Problem statement
Tally up how many lines in the listing below contain the string "Environmental", and give only the total.

Saved entries

## START

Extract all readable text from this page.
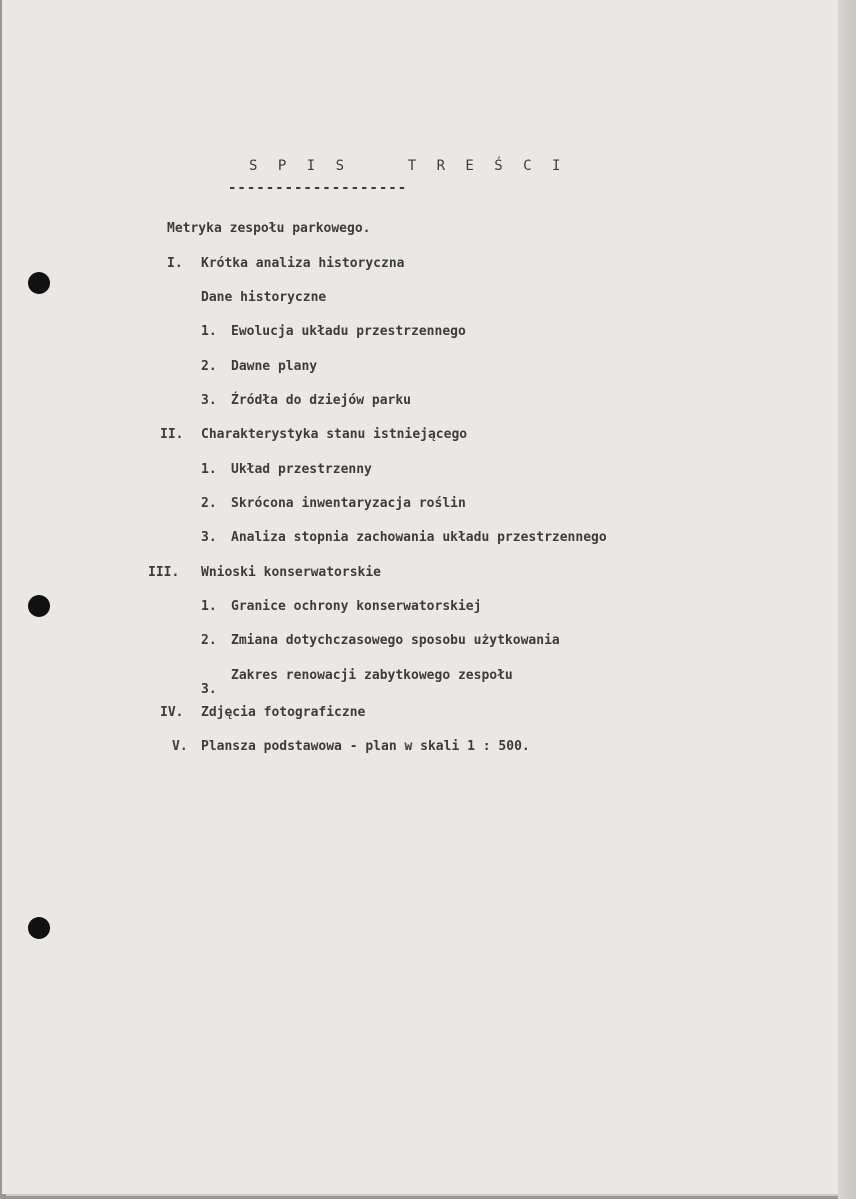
S P I S    T R E Ś C I
-------------------
Metryka zespołu parkowego.
I. Krótka analiza historyczna
Dane historyczne
1. Ewolucja układu przestrzennego
2. Dawne plany
3. Źródła do dziejów parku
II. Charakterystyka stanu istniejącego
1. Układ przestrzenny
2. Skrócona inwentaryzacja roślin
3. Analiza stopnia zachowania układu przestrzennego
III. Wnioski konserwatorskie
1. Granice ochrony konserwatorskiej
2. Zmiana dotychczasowego sposobu użytkowania
3.Zakres renowacji zabytkowego zespołu
IV. Zdjęcia fotograficzne
V. Plansza podstawowa - plan w skali 1 : 500.
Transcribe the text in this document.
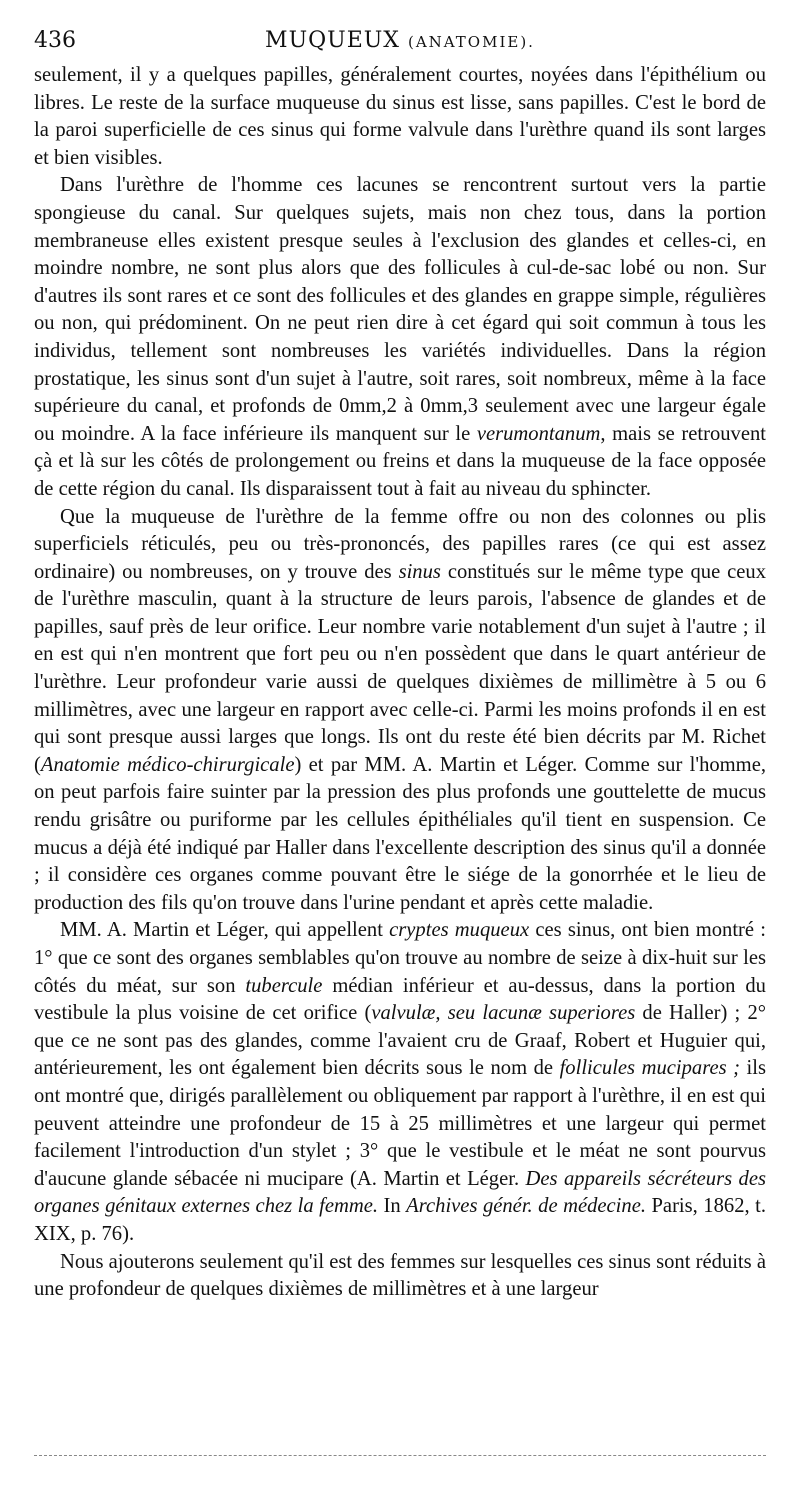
436	MUQUEUX (ANATOMIE).

seulement, il y a quelques papilles, généralement courtes, noyées dans l'épithélium ou libres. Le reste de la surface muqueuse du sinus est lisse, sans papilles. C'est le bord de la paroi superficielle de ces sinus qui forme valvule dans l'urèthre quand ils sont larges et bien visibles.

Dans l'urèthre de l'homme ces lacunes se rencontrent surtout vers la partie spongieuse du canal. Sur quelques sujets, mais non chez tous, dans la portion membraneuse elles existent presque seules à l'exclusion des glandes et celles-ci, en moindre nombre, ne sont plus alors que des follicules à cul-de-sac lobé ou non. Sur d'autres ils sont rares et ce sont des follicules et des glandes en grappe simple, régulières ou non, qui prédominent. On ne peut rien dire à cet égard qui soit commun à tous les individus, tellement sont nombreuses les variétés individuelles. Dans la région prostatique, les sinus sont d'un sujet à l'autre, soit rares, soit nombreux, même à la face supérieure du canal, et profonds de 0mm,2 à 0mm,3 seulement avec une largeur égale ou moindre. A la face inférieure ils manquent sur le verumontanum, mais se retrouvent çà et là sur les côtés de prolongement ou freins et dans la muqueuse de la face opposée de cette région du canal. Ils disparaissent tout à fait au niveau du sphincter.

Que la muqueuse de l'urèthre de la femme offre ou non des colonnes ou plis superficiels réticulés, peu ou très-prononcés, des papilles rares (ce qui est assez ordinaire) ou nombreuses, on y trouve des sinus constitués sur le même type que ceux de l'urèthre masculin, quant à la structure de leurs parois, l'absence de glandes et de papilles, sauf près de leur orifice. Leur nombre varie notablement d'un sujet à l'autre ; il en est qui n'en montrent que fort peu ou n'en possèdent que dans le quart antérieur de l'urèthre. Leur profondeur varie aussi de quelques dixièmes de millimètre à 5 ou 6 millimètres, avec une largeur en rapport avec celle-ci. Parmi les moins profonds il en est qui sont presque aussi larges que longs. Ils ont du reste été bien décrits par M. Richet (Anatomie médico-chirurgicale) et par MM. A. Martin et Léger. Comme sur l'homme, on peut parfois faire suinter par la pression des plus profonds une gouttelette de mucus rendu grisâtre ou puriforme par les cellules épithéliales qu'il tient en suspension. Ce mucus a déjà été indiqué par Haller dans l'excellente description des sinus qu'il a donnée ; il considère ces organes comme pouvant être le siége de la gonorrhée et le lieu de production des fils qu'on trouve dans l'urine pendant et après cette maladie.

MM. A. Martin et Léger, qui appellent cryptes muqueux ces sinus, ont bien montré : 1° que ce sont des organes semblables qu'on trouve au nombre de seize à dix-huit sur les côtés du méat, sur son tubercule médian inférieur et au-dessus, dans la portion du vestibule la plus voisine de cet orifice (valvulæ, seu lacunæ superiores de Haller) ; 2° que ce ne sont pas des glandes, comme l'avaient cru de Graaf, Robert et Huguier qui, antérieurement, les ont également bien décrits sous le nom de follicules mucipares ; ils ont montré que, dirigés parallèlement ou obliquement par rapport à l'urèthre, il en est qui peuvent atteindre une profondeur de 15 à 25 millimètres et une largeur qui permet facilement l'introduction d'un stylet ; 3° que le vestibule et le méat ne sont pourvus d'aucune glande sébacée ni mucipare (A. Martin et Léger. Des appareils sécréteurs des organes génitaux externes chez la femme. In Archives génér. de médecine. Paris, 1862, t. XIX, p. 76).

Nous ajouterons seulement qu'il est des femmes sur lesquelles ces sinus sont réduits à une profondeur de quelques dixièmes de millimètres et à une largeur
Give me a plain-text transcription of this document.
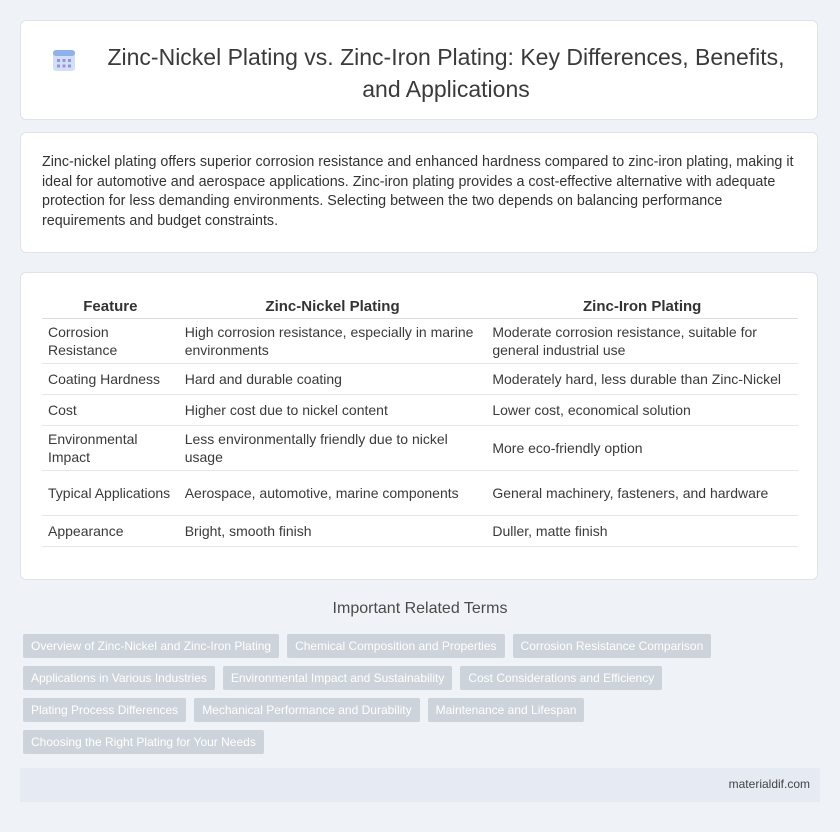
Zinc-Nickel Plating vs. Zinc-Iron Plating: Key Differences, Benefits, and Applications

Zinc-nickel plating offers superior corrosion resistance and enhanced hardness compared to zinc-iron plating, making it ideal for automotive and aerospace applications. Zinc-iron plating provides a cost-effective alternative with adequate protection for less demanding environments. Selecting between the two depends on balancing performance requirements and budget constraints.

Feature	Zinc-Nickel Plating	Zinc-Iron Plating
Corrosion Resistance	High corrosion resistance, especially in marine environments	Moderate corrosion resistance, suitable for general industrial use
Coating Hardness	Hard and durable coating	Moderately hard, less durable than Zinc-Nickel
Cost	Higher cost due to nickel content	Lower cost, economical solution
Environmental Impact	Less environmentally friendly due to nickel usage	More eco-friendly option
Typical Applications	Aerospace, automotive, marine components	General machinery, fasteners, and hardware
Appearance	Bright, smooth finish	Duller, matte finish
Important Related Terms
Overview of Zinc-Nickel and Zinc-Iron Plating	Chemical Composition and Properties	Corrosion Resistance Comparison
Applications in Various Industries	Environmental Impact and Sustainability	Cost Considerations and Efficiency
Plating Process Differences	Mechanical Performance and Durability	Maintenance and Lifespan
Choosing the Right Plating for Your Needs
materialdif.com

## END

Problem solution
2